All of the data that follows should be retyped exactly, please, except the pictures.

_Dataset records_
--
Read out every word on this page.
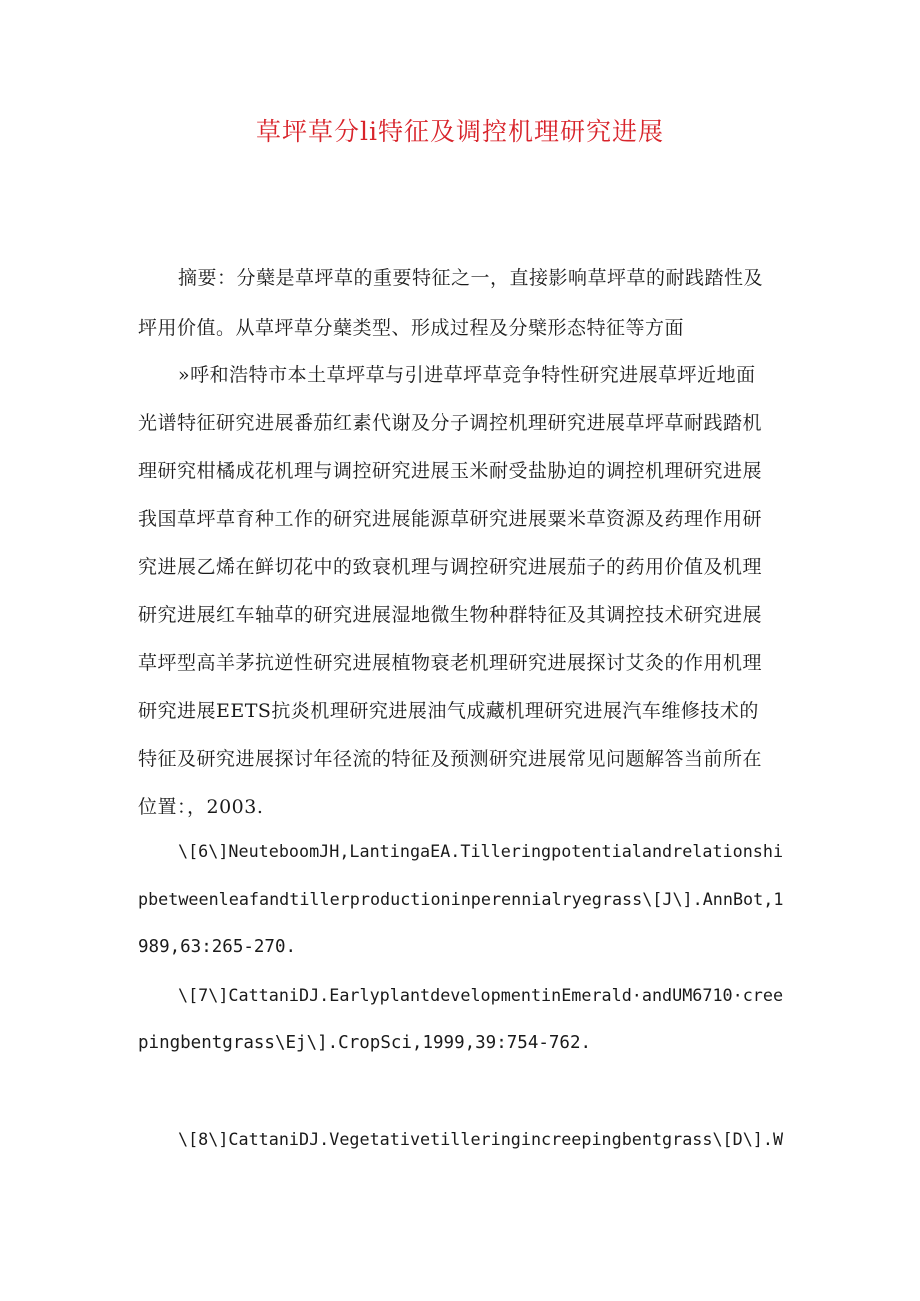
草坪草分li特征及调控机理研究进展
摘要：分蘖是草坪草的重要特征之一，直接影响草坪草的耐践踏性及
坪用价值。从草坪草分蘖类型、形成过程及分檗形态特征等方面
»呼和浩特市本土草坪草与引进草坪草竞争特性研究进展草坪近地面
光谱特征研究进展番茄红素代谢及分子调控机理研究进展草坪草耐践踏机
理研究柑橘成花机理与调控研究进展玉米耐受盐胁迫的调控机理研究进展
我国草坪草育种工作的研究进展能源草研究进展粟米草资源及药理作用研
究进展乙烯在鲜切花中的致衰机理与调控研究进展茄子的药用价值及机理
研究进展红车轴草的研究进展湿地微生物种群特征及其调控技术研究进展
草坪型高羊茅抗逆性研究进展植物衰老机理研究进展探讨艾灸的作用机理
研究进展EETS抗炎机理研究进展油气成藏机理研究进展汽车维修技术的
特征及研究进展探讨年径流的特征及预测研究进展常见问题解答当前所在
位置：，2003.
\[6\]NeuteboomJH,LantingaEA.Tilleringpotentialandrelationshi
pbetweenleafandtillerproductioninperennialryegrass\[J\].AnnBot,1
989,63:265-270.
\[7\]CattaniDJ.EarlyplantdevelopmentinEmerald·andUM6710·cree
pingbentgrass\Ej\].CropSci,1999,39:754-762.
\[8\]CattaniDJ.Vegetativetilleringincreepingbentgrass\[D\].W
--
_Expected answer_
Read out every word on this page.
草坪草分li特征及调控机理研究进展
摘要：分蘖是草坪草的重要特征之一，直接影响草坪草的耐践踏性及
坪用价值。从草坪草分蘖类型、形成过程及分檗形态特征等方面
»呼和浩特市本土草坪草与引进草坪草竞争特性研究进展草坪近地面
光谱特征研究进展番茄红素代谢及分子调控机理研究进展草坪草耐践踏机
理研究柑橘成花机理与调控研究进展玉米耐受盐胁迫的调控机理研究进展
我国草坪草育种工作的研究进展能源草研究进展粟米草资源及药理作用研
究进展乙烯在鲜切花中的致衰机理与调控研究进展茄子的药用价值及机理
研究进展红车轴草的研究进展湿地微生物种群特征及其调控技术研究进展
草坪型高羊茅抗逆性研究进展植物衰老机理研究进展探讨艾灸的作用机理
研究进展EETS抗炎机理研究进展油气成藏机理研究进展汽车维修技术的
特征及研究进展探讨年径流的特征及预测研究进展常见问题解答当前所在
位置：，2003.
\[6\]NeuteboomJH,LantingaEA.Tilleringpotentialandrelationshi
pbetweenleafandtillerproductioninperennialryegrass\[J\].AnnBot,1
989,63:265-270.
\[7\]CattaniDJ.EarlyplantdevelopmentinEmerald·andUM6710·cree
pingbentgrass\Ej\].CropSci,1999,39:754-762.
\[8\]CattaniDJ.Vegetativetilleringincreepingbentgrass\[D\].W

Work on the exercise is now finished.